• [DOCUMENT SEGMENT]:
6.3. Potential Solutions
Microplastic pollution must be mitigated through innovative technology and methodologies that can effectively remove microplastics from a variety of environmental matrices. Recent advancements in technology and methodologies offer promising approaches to addressing this problem. Microplastics can be removed from water with the help of pulsing ultrasound waves, developed by researchers. As microplastics move differently in response to sound waves, this technology enables them to be separated and removed efficiently. According to real water samples, the device removed more than 70% of small microplastics and 82% of large ones, demonstrating its significant effectiveness [107].
Researchers are exploring nanomaterials for their potential to remove microplastics from wastewater. These materials are highly adsorbent and reusable, making them promising tools for remediating microplastics. Nanomaterials have significant potential for use in this context, according to a recent review by ACS, which emphasizes the need for further research to optimize their use [108]. In order to remove microplastics and microfibers from laundry wastewater, microbubble-enhanced flotation has been developed. By using this method, over 98% of microplastics and 95% of surfactants can be removed, making industrial-scale treatment more cost-effective and environmentally friendly [109]. The removal of microplastics from wastewater has also been investigated using natural materials and biological methods, such as food-grade plant extracts from okra and aloe, both of which are non-toxic and eco-friendly [110].

(Document understanding data)
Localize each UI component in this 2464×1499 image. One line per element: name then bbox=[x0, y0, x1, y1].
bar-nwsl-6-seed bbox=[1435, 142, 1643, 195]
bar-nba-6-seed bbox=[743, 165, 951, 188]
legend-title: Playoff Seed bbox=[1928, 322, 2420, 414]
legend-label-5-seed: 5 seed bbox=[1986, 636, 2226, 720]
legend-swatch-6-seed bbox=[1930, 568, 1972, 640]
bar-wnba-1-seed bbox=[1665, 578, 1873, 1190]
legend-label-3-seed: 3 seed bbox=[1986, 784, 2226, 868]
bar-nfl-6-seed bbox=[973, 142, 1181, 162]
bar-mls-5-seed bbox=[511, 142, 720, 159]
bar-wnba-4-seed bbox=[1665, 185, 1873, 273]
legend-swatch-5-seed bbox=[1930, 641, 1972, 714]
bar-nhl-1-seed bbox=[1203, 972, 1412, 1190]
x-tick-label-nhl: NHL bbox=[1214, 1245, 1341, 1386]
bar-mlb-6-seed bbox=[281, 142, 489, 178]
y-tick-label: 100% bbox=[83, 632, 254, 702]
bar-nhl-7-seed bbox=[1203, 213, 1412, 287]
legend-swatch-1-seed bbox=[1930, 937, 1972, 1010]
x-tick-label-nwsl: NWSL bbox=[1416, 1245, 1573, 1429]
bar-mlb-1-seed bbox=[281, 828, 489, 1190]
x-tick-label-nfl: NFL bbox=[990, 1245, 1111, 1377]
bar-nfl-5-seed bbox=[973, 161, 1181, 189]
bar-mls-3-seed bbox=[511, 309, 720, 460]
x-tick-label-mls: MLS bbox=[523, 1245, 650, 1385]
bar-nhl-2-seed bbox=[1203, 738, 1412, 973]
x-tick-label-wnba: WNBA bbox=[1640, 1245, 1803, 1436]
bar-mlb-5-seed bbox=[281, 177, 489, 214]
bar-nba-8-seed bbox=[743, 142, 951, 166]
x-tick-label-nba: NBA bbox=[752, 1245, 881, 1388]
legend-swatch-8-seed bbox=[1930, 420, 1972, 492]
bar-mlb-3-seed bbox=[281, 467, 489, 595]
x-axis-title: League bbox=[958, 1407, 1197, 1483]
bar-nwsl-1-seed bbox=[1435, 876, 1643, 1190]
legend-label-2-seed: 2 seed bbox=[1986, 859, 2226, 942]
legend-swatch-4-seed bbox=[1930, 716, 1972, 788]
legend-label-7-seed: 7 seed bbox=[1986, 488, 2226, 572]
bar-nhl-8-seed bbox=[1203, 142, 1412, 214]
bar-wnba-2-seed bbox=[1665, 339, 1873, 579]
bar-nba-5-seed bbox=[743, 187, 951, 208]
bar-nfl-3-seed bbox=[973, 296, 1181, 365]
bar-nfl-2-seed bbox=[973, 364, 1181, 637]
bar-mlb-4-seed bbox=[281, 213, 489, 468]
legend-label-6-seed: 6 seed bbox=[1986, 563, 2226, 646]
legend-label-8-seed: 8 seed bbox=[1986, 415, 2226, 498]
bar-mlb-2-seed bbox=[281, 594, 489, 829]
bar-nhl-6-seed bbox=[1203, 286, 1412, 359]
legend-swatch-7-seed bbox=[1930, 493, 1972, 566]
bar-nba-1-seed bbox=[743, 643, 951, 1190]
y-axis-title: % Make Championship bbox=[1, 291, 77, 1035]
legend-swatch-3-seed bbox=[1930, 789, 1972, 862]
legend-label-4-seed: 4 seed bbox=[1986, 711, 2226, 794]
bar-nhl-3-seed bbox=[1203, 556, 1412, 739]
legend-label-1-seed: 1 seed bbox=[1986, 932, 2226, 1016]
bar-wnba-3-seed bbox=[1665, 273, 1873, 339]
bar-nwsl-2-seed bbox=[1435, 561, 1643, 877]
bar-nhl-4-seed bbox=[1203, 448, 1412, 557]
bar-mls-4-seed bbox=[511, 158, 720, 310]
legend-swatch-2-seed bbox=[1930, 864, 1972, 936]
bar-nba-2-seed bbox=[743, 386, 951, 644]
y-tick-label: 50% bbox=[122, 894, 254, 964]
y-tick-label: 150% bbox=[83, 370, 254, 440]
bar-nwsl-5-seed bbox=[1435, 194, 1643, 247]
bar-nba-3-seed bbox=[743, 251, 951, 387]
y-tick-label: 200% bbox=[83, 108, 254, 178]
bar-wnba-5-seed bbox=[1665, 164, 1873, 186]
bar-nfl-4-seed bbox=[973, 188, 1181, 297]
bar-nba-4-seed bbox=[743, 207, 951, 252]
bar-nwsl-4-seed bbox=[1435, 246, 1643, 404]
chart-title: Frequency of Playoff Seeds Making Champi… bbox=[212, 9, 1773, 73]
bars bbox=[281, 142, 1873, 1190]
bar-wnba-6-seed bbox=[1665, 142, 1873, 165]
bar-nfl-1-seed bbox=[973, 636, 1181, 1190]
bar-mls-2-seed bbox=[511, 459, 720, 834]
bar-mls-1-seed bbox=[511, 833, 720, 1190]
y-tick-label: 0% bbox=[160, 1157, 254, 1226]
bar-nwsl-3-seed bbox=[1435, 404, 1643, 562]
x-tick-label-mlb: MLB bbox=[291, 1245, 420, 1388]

• [WORK ORDER]:
Pick up the passage on removing microplastics from the environment where it stops, and continue it. These records were taken from a separate source.

• [ANSWER BELOW]:
7. Conclusion
Microplastics and nanoplastics pose environmental problems that extend beyond geographical and ecological borders. The use and misuse of plastics can have serious consequences for air, water, soil, and food. In this review, we examine the complex pathways by which MPs and NPs accumulate in organisms, travel through the environment, and interact with other pollutants. There have been numerous studies confirming these particles in a variety of matrixes. Bioaccumulation and toxicity are the high risks associated with them. There is a growing awareness of microplastic pollution, but regulatory responses remain fragmented and reactive. In spite of significant steps taken by regions like the European Union, others are still developing standardized monitoring protocols and mitigation strategies for microplastic pollution. Harmonized regulations, international cooperation, and public-private partnerships are essential to building robust control and remediation frameworks. A number of emerging technologies, including biosensors, machine learning tools for detection, and sustainable materials, are providing promising alternatives to combat this pollution. Research findings must be translated into actionable policies through continued investment, interdisciplinary collaboration, and open communication with stakeholders in order to be translated into actionable policies. In order to improve scientific knowledge, consistency in data collection, long-term ecological research, and inclusive regulatory mechanisms are urgently needed. The challenges posed by microplastics and nanoplastics cannot be ignored; they have to be addressed in order for sustainable development and environmental sustainability to be achieved.
Conflicts of Interest
The authors declare no conflicts of interest.